▸ Input material:
************

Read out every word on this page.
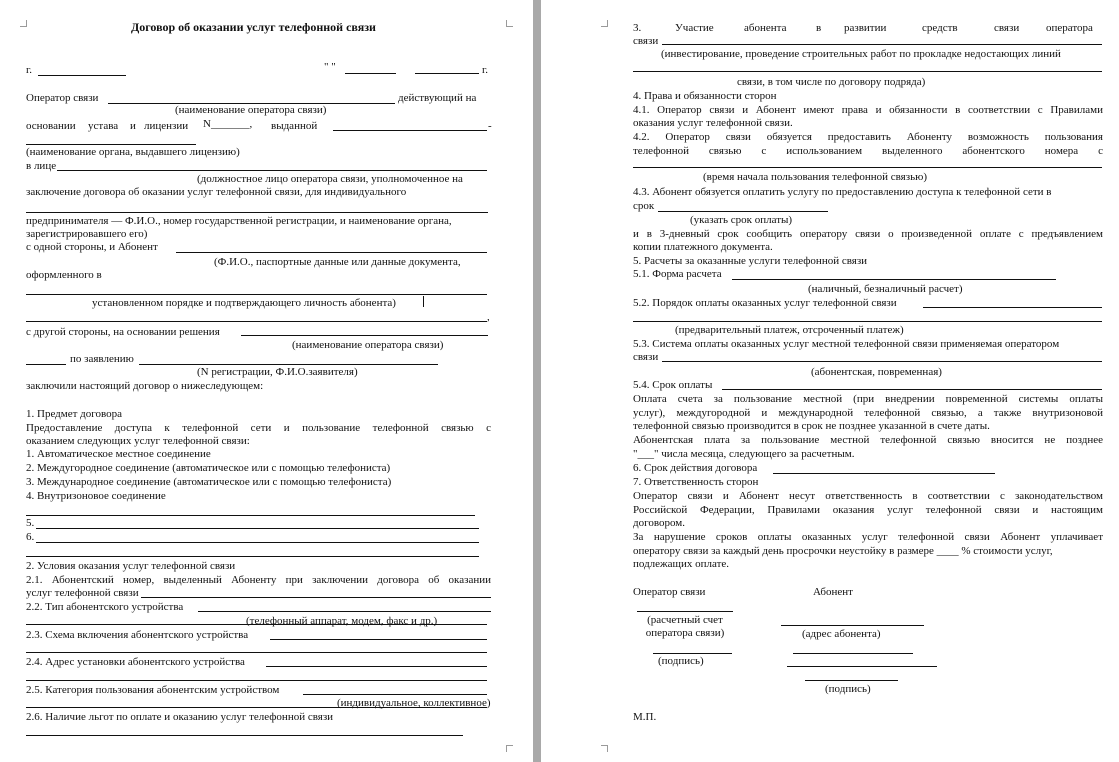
Договор об оказании услуг телефонной связи
г.	" "	г.
Оператор связи	действующий на
(наименование оператора связи)
основании устава и лицензии N_______, выданной	-
(наименование органа, выдавшего лицензию)
в лице
(должностное лицо оператора связи, уполномоченное на
заключение договора об оказании услуг телефонной связи, для индивидуального
предпринимателя — Ф.И.О., номер государственной регистрации, и наименование органа,
зарегистрировавшего его)
с одной стороны, и Абонент
(Ф.И.О., паспортные данные или данные документа,
оформленного в
установленном порядке и подтверждающего личность абонента)
,
с другой стороны, на основании решения
(наименование оператора связи)
по заявлению
(N регистрации, Ф.И.О.заявителя)
заключили настоящий договор о нижеследующем:
1. Предмет договора
Предоставление доступа к телефонной сети и пользование телефонной связью с
оказанием следующих услуг телефонной связи:
1. Автоматическое местное соединение
2. Междугородное соединение (автоматическое или с помощью телефониста)
3. Международное соединение (автоматическое или с помощью телефониста)
4. Внутризоновое соединение
5.
6.
2. Условия оказания услуг телефонной связи
2.1. Абонентский номер, выделенный Абоненту при заключении договора об оказании
услуг телефонной связи
2.2. Тип абонентского устройства
(телефонный аппарат, модем, факс и др.)
2.3. Схема включения абонентского устройства
2.4. Адрес установки абонентского устройства
2.5. Категория пользования абонентским устройством
(индивидуальное, коллективное)
2.6. Наличие льгот по оплате и оказанию услуг телефонной связи
3.	Участие	абонента	в развитии	средств	связи оператора
связи
(инвестирование, проведение строительных работ по прокладке недостающих линий
связи, в том числе по договору подряда)
4. Права и обязанности сторон
4.1. Оператор связи и Абонент имеют права и обязанности в соответствии с Правилами
оказания услуг телефонной связи.
4.2. Оператор связи обязуется предоставить Абоненту возможность пользования
телефонной связью с использованием выделенного абонентского номера с
(время начала пользования телефонной связью)
4.3. Абонент обязуется оплатить услугу по предоставлению доступа к телефонной сети в
срок
(указать срок оплаты)
и в 3-дневный срок сообщить оператору связи о произведенной оплате с предъявлением
копии платежного документа.
5. Расчеты за оказанные услуги телефонной связи
5.1. Форма расчета
(наличный, безналичный расчет)
5.2. Порядок оплаты оказанных услуг телефонной связи
(предварительный платеж, отсроченный платеж)
5.3. Система оплаты оказанных услуг местной телефонной связи применяемая оператором
связи
(абонентская, повременная)
5.4. Срок оплаты
Оплата счета за пользование местной (при внедрении повременной системы оплаты
услуг), междугородной и международной телефонной связью, а также внутризоновой
телефонной связью производится в срок не позднее указанной в счете даты.
Абонентская плата за пользование местной телефонной связью вносится не позднее
"___" числа месяца, следующего за расчетным.
6. Срок действия договора
7. Ответственность сторон
Оператор связи и Абонент несут ответственность в соответствии с законодательством
Российской Федерации, Правилами оказания услуг телефонной связи и настоящим
договором.
За нарушение сроков оплаты оказанных услуг телефонной связи Абонент уплачивает
оператору связи за каждый день просрочки неустойку в размере ____ % стоимости услуг,
подлежащих оплате.
Оператор связи	Абонент
(расчетный счет
оператора связи)	(адрес абонента)
(подпись)
(подпись)
М.П.
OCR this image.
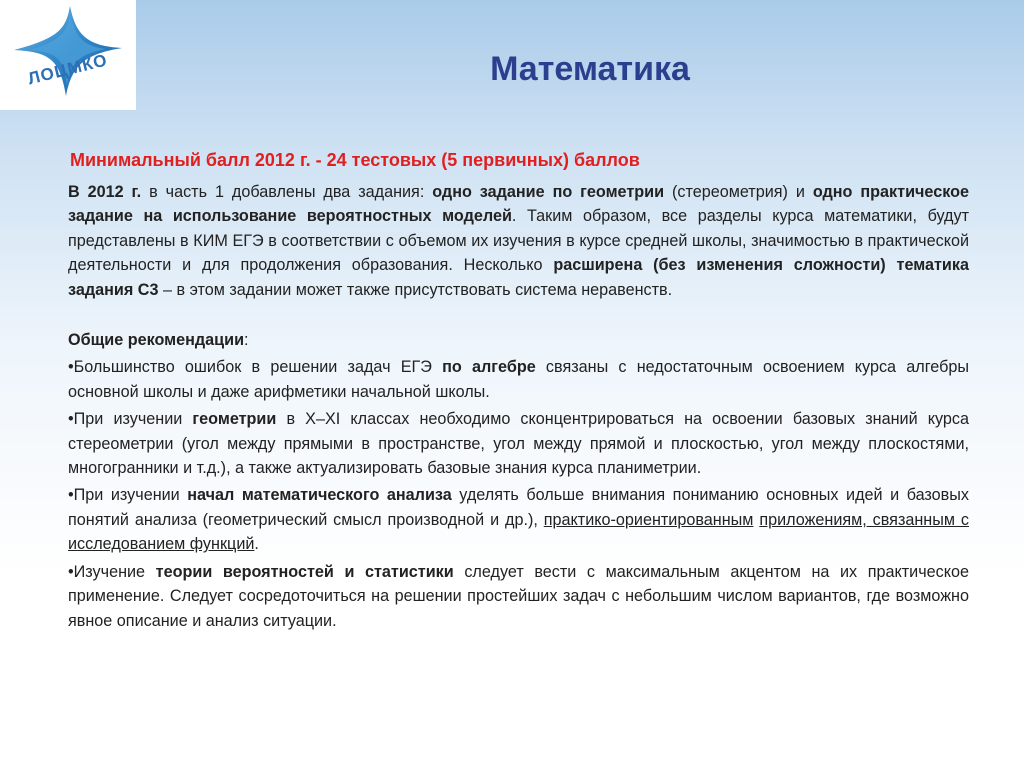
ЛОЦМКО	Математика
Минимальный балл 2012 г. - 24 тестовых (5 первичных) баллов

В 2012 г. в часть 1 добавлены два задания: одно задание по геометрии (стереометрия) и одно практическое задание на использование вероятностных моделей. Таким образом, все разделы курса математики, будут представлены в КИМ ЕГЭ в соответствии с объемом их изучения в курсе средней школы, значимостью в практической деятельности и для продолжения образования. Несколько расширена (без изменения сложности) тематика задания С3 – в этом задании может также присутствовать система неравенств.

Общие рекомендации:

•Большинство ошибок в решении задач ЕГЭ по алгебре связаны с недостаточным освоением курса алгебры основной школы и даже арифметики начальной школы.

•При изучении геометрии в X–XI классах необходимо сконцентрироваться на освоении базовых знаний курса стереометрии (угол между прямыми в пространстве, угол между прямой и плоскостью, угол между плоскостями, многогранники и т.д.), а также актуализировать базовые знания курса планиметрии.

•При изучении начал математического анализа уделять больше внимания пониманию основных идей и базовых понятий анализа (геометрический смысл производной и др.), практико-ориентированным приложениям, связанным с исследованием функций.

•Изучение теории вероятностей и статистики следует вести с максимальным акцентом на их практическое применение. Следует сосредоточиться на решении простейших задач с небольшим числом вариантов, где возможно явное описание и анализ ситуации.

************

▸ Problem requirements: Would you return the data exactly as written, without the pictures?

▸ Completed exercise:
Read out every word on this page.
Договор об оказании услуг телефонной связи
г.	" "	г.
Оператор связи	действующий на
(наименование оператора связи)
основании устава и лицензии N_______, выданной	-
(наименование органа, выдавшего лицензию)
в лице
(должностное лицо оператора связи, уполномоченное на
заключение договора об оказании услуг телефонной связи, для индивидуального
предпринимателя — Ф.И.О., номер государственной регистрации, и наименование органа,
зарегистрировавшего его)
с одной стороны, и Абонент
(Ф.И.О., паспортные данные или данные документа,
оформленного в
установленном порядке и подтверждающего личность абонента)
,
с другой стороны, на основании решения
(наименование оператора связи)
по заявлению
(N регистрации, Ф.И.О.заявителя)
заключили настоящий договор о нижеследующем:
1. Предмет договора
Предоставление доступа к телефонной сети и пользование телефонной связью с
оказанием следующих услуг телефонной связи:
1. Автоматическое местное соединение
2. Междугородное соединение (автоматическое или с помощью телефониста)
3. Международное соединение (автоматическое или с помощью телефониста)
4. Внутризоновое соединение
5.
6.
2. Условия оказания услуг телефонной связи
2.1. Абонентский номер, выделенный Абоненту при заключении договора об оказании
услуг телефонной связи
2.2. Тип абонентского устройства
(телефонный аппарат, модем, факс и др.)
2.3. Схема включения абонентского устройства
2.4. Адрес установки абонентского устройства
2.5. Категория пользования абонентским устройством
(индивидуальное, коллективное)
2.6. Наличие льгот по оплате и оказанию услуг телефонной связи
3.	Участие	абонента	в развитии	средств	связи оператора
связи
(инвестирование, проведение строительных работ по прокладке недостающих линий
связи, в том числе по договору подряда)
4. Права и обязанности сторон
4.1. Оператор связи и Абонент имеют права и обязанности в соответствии с Правилами
оказания услуг телефонной связи.
4.2. Оператор связи обязуется предоставить Абоненту возможность пользования
телефонной связью с использованием выделенного абонентского номера с
(время начала пользования телефонной связью)
4.3. Абонент обязуется оплатить услугу по предоставлению доступа к телефонной сети в
срок
(указать срок оплаты)
и в 3-дневный срок сообщить оператору связи о произведенной оплате с предъявлением
копии платежного документа.
5. Расчеты за оказанные услуги телефонной связи
5.1. Форма расчета
(наличный, безналичный расчет)
5.2. Порядок оплаты оказанных услуг телефонной связи
(предварительный платеж, отсроченный платеж)
5.3. Система оплаты оказанных услуг местной телефонной связи применяемая оператором
связи
(абонентская, повременная)
5.4. Срок оплаты
Оплата счета за пользование местной (при внедрении повременной системы оплаты
услуг), междугородной и международной телефонной связью, а также внутризоновой
телефонной связью производится в срок не позднее указанной в счете даты.
Абонентская плата за пользование местной телефонной связью вносится не позднее
"___" числа месяца, следующего за расчетным.
6. Срок действия договора
7. Ответственность сторон
Оператор связи и Абонент несут ответственность в соответствии с законодательством
Российской Федерации, Правилами оказания услуг телефонной связи и настоящим
договором.
За нарушение сроков оплаты оказанных услуг телефонной связи Абонент уплачивает
оператору связи за каждый день просрочки неустойку в размере ____ % стоимости услуг,
подлежащих оплате.
Оператор связи	Абонент
(расчетный счет
оператора связи)	(адрес абонента)
(подпись)
(подпись)
М.П.
OCR this image.
ЛОЦМКО	Математика
Минимальный балл 2012 г. - 24 тестовых (5 первичных) баллов

В 2012 г. в часть 1 добавлены два задания: одно задание по геометрии (стереометрия) и одно практическое задание на использование вероятностных моделей. Таким образом, все разделы курса математики, будут представлены в КИМ ЕГЭ в соответствии с объемом их изучения в курсе средней школы, значимостью в практической деятельности и для продолжения образования. Несколько расширена (без изменения сложности) тематика задания С3 – в этом задании может также присутствовать система неравенств.

Общие рекомендации:

•Большинство ошибок в решении задач ЕГЭ по алгебре связаны с недостаточным освоением курса алгебры основной школы и даже арифметики начальной школы.

•При изучении геометрии в X–XI классах необходимо сконцентрироваться на освоении базовых знаний курса стереометрии (угол между прямыми в пространстве, угол между прямой и плоскостью, угол между плоскостями, многогранники и т.д.), а также актуализировать базовые знания курса планиметрии.

•При изучении начал математического анализа уделять больше внимания пониманию основных идей и базовых понятий анализа (геометрический смысл производной и др.), практико-ориентированным приложениям, связанным с исследованием функций.

•Изучение теории вероятностей и статистики следует вести с максимальным акцентом на их практическое применение. Следует сосредоточиться на решении простейших задач с небольшим числом вариантов, где возможно явное описание и анализ ситуации.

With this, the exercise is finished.